── LISTED ENTRIES
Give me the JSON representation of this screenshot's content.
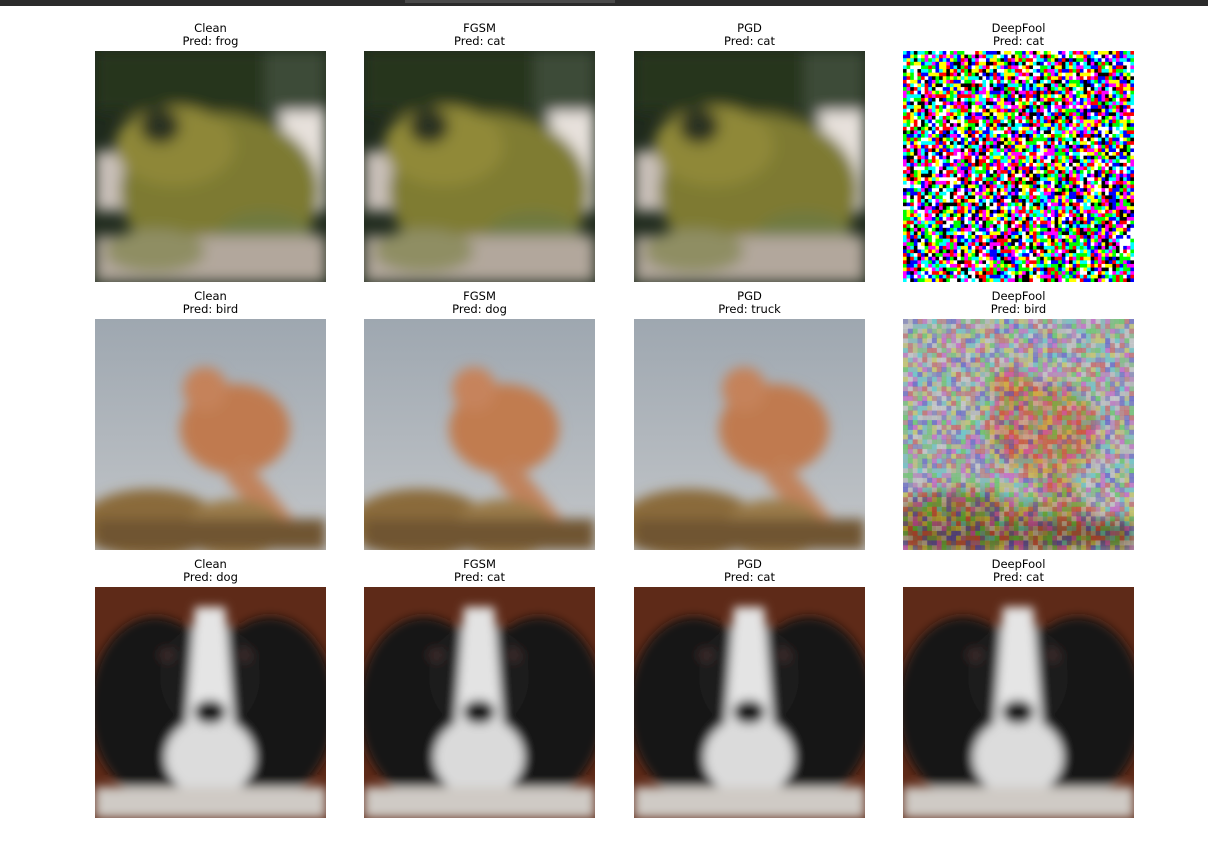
{
  "rows": [
    {
      "subject": "frog",
      "panels": [
        {
          "method": "Clean",
          "prediction": "Pred: frog"
        },
        {
          "method": "FGSM",
          "prediction": "Pred: cat"
        },
        {
          "method": "PGD",
          "prediction": "Pred: cat"
        },
        {
          "method": "DeepFool",
          "prediction": "Pred: cat"
        }
      ]
    },
    {
      "subject": "bird",
      "panels": [
        {
          "method": "Clean",
          "prediction": "Pred: bird"
        },
        {
          "method": "FGSM",
          "prediction": "Pred: dog"
        },
        {
          "method": "PGD",
          "prediction": "Pred: truck"
        },
        {
          "method": "DeepFool",
          "prediction": "Pred: bird"
        }
      ]
    },
    {
      "subject": "dog",
      "panels": [
        {
          "method": "Clean",
          "prediction": "Pred: dog"
        },
        {
          "method": "FGSM",
          "prediction": "Pred: cat"
        },
        {
          "method": "PGD",
          "prediction": "Pred: cat"
        },
        {
          "method": "DeepFool",
          "prediction": "Pred: cat"
        }
      ]
    }
  ]
}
────
▶ **OBJECTIVE**:
Scan the listing above and copy all lines containing the word "subject".

▶ **RESULT BELOW**:
      "subject": "frog",
      "subject": "bird",
      "subject": "dog",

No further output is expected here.